[Dataset items]
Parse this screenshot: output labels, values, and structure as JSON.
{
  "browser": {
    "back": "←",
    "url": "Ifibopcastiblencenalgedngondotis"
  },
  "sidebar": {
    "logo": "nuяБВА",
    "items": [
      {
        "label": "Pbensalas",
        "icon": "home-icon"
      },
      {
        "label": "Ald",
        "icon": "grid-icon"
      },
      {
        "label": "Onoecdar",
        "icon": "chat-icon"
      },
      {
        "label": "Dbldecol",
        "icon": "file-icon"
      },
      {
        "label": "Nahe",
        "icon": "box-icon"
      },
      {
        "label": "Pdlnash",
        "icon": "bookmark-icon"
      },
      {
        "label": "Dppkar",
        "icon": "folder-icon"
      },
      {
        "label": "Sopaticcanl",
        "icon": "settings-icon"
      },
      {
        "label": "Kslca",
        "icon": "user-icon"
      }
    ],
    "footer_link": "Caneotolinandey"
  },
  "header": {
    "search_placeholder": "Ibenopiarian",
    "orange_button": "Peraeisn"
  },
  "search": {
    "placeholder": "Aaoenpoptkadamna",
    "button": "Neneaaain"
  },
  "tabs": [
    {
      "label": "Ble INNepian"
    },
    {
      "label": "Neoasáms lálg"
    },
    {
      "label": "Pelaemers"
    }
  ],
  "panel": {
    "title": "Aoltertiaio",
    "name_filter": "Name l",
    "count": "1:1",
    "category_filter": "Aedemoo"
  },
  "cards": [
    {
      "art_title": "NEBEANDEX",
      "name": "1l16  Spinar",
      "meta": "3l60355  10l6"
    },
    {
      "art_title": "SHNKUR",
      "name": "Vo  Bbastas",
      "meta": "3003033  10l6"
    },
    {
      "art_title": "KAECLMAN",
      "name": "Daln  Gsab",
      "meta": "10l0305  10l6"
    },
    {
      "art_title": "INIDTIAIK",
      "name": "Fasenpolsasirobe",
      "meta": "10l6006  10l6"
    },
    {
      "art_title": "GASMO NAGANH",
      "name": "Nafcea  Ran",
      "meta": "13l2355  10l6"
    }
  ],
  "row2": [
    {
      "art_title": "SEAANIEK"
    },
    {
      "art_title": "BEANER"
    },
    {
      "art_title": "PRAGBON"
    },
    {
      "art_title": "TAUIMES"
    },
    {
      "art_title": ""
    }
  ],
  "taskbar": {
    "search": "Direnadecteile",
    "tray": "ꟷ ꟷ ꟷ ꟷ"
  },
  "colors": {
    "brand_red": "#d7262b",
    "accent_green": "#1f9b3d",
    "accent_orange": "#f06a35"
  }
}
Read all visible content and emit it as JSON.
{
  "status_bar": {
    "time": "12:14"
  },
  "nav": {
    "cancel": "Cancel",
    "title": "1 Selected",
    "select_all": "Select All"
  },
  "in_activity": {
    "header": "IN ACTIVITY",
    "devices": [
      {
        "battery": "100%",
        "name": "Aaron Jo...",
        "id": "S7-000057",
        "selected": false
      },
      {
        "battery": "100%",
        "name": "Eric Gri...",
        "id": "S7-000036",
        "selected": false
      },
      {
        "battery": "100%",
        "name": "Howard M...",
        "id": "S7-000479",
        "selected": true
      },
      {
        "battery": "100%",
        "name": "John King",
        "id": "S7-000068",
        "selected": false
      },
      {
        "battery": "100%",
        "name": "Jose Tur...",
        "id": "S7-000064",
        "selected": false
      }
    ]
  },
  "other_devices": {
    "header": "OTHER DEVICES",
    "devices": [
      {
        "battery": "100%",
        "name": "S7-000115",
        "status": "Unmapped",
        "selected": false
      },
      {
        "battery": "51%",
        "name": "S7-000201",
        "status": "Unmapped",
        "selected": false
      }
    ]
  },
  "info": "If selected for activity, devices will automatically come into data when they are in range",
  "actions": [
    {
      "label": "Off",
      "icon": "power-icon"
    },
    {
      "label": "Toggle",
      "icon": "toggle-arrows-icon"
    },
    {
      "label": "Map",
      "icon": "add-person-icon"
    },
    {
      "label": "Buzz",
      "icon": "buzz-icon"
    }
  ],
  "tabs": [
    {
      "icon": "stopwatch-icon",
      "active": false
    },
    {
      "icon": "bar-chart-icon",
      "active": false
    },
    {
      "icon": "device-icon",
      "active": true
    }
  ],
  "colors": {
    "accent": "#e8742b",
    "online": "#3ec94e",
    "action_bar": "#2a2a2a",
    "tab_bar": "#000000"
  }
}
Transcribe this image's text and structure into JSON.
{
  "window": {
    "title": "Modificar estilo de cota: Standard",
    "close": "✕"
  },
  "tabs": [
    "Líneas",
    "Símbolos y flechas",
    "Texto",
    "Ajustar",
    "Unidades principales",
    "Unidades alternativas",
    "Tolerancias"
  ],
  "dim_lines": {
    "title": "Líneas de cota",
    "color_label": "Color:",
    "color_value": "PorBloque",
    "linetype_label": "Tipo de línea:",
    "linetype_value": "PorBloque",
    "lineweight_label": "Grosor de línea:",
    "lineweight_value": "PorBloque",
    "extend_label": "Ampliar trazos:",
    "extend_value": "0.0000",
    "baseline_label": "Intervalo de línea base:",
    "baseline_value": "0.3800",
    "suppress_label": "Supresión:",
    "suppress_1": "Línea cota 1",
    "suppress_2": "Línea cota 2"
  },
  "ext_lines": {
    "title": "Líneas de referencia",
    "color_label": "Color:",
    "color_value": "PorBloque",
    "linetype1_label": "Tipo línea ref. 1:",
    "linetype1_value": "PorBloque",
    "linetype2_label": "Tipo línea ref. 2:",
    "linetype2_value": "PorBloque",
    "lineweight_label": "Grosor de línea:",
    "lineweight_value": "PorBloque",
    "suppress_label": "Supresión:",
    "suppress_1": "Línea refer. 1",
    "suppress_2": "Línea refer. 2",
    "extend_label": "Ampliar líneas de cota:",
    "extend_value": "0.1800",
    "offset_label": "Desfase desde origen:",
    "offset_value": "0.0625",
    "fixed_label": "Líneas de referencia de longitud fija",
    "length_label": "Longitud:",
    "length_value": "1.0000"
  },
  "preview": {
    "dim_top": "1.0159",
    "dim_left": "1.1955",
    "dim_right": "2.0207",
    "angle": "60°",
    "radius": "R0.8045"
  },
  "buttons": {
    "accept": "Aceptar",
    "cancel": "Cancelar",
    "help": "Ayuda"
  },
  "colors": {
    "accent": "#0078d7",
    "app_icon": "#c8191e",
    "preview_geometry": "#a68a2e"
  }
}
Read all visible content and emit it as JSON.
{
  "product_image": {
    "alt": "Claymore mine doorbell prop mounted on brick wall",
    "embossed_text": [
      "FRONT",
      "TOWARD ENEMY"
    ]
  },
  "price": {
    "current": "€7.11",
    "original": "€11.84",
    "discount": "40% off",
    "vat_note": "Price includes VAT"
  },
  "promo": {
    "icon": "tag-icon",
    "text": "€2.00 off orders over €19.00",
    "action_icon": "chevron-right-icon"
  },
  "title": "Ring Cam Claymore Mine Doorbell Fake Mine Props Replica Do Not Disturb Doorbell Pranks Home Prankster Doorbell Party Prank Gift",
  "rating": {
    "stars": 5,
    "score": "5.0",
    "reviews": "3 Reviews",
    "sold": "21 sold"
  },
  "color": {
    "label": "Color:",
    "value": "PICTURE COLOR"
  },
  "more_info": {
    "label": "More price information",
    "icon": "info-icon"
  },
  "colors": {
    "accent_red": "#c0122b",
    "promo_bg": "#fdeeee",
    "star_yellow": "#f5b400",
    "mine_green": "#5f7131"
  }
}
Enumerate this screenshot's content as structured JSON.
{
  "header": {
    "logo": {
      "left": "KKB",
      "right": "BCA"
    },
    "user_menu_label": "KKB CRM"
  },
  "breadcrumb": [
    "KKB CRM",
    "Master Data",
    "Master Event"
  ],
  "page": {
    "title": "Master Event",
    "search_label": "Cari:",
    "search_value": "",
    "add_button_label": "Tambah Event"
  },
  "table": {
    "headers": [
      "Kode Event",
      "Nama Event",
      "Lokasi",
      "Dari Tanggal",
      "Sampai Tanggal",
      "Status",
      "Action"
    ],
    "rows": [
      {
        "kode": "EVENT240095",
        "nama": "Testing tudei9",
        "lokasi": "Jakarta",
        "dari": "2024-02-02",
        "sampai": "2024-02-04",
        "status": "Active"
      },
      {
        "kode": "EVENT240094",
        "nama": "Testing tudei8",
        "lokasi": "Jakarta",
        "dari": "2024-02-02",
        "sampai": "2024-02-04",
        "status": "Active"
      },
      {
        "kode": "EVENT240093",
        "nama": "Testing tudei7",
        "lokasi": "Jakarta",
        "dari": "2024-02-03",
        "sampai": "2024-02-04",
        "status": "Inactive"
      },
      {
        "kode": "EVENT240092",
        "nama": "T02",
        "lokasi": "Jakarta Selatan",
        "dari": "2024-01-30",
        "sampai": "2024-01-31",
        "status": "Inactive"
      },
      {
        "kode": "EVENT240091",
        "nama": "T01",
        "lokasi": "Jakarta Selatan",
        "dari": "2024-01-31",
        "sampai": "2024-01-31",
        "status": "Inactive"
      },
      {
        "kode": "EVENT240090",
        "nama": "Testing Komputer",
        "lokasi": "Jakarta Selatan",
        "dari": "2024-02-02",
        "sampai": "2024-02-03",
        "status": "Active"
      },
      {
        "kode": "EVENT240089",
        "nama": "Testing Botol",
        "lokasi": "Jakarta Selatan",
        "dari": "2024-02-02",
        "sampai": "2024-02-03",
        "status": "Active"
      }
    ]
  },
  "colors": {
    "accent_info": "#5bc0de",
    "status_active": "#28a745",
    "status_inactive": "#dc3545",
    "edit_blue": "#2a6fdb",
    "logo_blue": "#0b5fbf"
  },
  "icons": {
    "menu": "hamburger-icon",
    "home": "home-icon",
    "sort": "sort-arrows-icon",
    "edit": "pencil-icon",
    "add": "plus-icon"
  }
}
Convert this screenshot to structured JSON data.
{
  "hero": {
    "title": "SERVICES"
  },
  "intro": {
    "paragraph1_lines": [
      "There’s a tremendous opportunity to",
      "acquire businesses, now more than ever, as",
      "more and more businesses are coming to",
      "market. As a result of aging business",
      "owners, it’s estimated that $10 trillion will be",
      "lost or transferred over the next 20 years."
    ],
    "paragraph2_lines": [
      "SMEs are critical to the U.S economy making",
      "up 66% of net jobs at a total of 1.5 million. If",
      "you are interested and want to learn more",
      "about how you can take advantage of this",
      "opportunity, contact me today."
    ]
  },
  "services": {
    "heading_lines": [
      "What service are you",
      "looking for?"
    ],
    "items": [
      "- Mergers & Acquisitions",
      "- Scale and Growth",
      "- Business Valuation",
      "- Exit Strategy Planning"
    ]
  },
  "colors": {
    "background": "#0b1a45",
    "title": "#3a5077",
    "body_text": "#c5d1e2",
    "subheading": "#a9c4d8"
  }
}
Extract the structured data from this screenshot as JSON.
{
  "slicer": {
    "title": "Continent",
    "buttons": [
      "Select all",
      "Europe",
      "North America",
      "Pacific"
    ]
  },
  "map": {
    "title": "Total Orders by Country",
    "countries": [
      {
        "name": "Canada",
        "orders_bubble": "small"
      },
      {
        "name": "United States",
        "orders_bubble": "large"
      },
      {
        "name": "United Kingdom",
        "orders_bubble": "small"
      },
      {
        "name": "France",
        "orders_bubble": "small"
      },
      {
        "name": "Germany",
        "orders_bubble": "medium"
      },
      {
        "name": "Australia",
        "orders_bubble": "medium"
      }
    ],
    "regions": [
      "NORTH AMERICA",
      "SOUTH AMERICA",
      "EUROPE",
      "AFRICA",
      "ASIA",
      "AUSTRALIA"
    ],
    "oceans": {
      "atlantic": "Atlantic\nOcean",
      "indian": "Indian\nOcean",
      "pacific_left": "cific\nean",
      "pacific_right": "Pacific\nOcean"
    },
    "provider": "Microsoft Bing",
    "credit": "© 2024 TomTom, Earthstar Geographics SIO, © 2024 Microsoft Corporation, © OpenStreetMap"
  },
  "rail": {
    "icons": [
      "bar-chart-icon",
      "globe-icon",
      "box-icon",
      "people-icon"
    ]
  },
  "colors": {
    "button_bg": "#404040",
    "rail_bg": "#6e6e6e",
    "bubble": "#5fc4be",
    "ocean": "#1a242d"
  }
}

Stated exercise: All lines above containing the string "Unidades" are to be collected.

Response to this exercise:
    "Unidades principales",
    "Unidades alternativas",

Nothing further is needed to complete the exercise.